TASK BRIEF »
Repeat the material in full. Keep every line exactly as it is.

RECORDS FOR THIS TASK »
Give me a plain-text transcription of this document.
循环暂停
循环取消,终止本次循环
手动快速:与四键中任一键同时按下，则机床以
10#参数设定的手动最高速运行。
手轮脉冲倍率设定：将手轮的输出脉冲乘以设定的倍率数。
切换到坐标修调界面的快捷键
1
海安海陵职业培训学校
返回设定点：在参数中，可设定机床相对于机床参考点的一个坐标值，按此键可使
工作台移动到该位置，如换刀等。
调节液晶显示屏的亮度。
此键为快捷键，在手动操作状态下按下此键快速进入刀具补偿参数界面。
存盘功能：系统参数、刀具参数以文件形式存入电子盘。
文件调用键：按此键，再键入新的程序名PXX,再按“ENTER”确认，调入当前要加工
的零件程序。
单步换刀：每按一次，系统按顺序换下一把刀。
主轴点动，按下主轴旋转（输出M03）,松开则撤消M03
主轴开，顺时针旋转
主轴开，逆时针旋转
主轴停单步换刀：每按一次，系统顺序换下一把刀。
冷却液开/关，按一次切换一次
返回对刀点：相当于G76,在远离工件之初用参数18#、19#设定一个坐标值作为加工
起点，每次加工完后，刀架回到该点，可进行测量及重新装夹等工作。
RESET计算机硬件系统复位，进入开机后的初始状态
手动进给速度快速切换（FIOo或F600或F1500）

RESULT »
Give me a plain-text transcription of this document.
循环暂停
循环取消,终止本次循环
手动快速:与四键中任一键同时按下，则机床以
10#参数设定的手动最高速运行。
手轮脉冲倍率设定：将手轮的输出脉冲乘以设定的倍率数。
切换到坐标修调界面的快捷键
1
海安海陵职业培训学校
返回设定点：在参数中，可设定机床相对于机床参考点的一个坐标值，按此键可使
工作台移动到该位置，如换刀等。
调节液晶显示屏的亮度。
此键为快捷键，在手动操作状态下按下此键快速进入刀具补偿参数界面。
存盘功能：系统参数、刀具参数以文件形式存入电子盘。
文件调用键：按此键，再键入新的程序名PXX,再按“ENTER”确认，调入当前要加工
的零件程序。
单步换刀：每按一次，系统按顺序换下一把刀。
主轴点动，按下主轴旋转（输出M03）,松开则撤消M03
主轴开，顺时针旋转
主轴开，逆时针旋转
主轴停单步换刀：每按一次，系统顺序换下一把刀。
冷却液开/关，按一次切换一次
返回对刀点：相当于G76,在远离工件之初用参数18#、19#设定一个坐标值作为加工
起点，每次加工完后，刀架回到该点，可进行测量及重新装夹等工作。
RESET计算机硬件系统复位，进入开机后的初始状态
手动进给速度快速切换（FIOo或F600或F1500）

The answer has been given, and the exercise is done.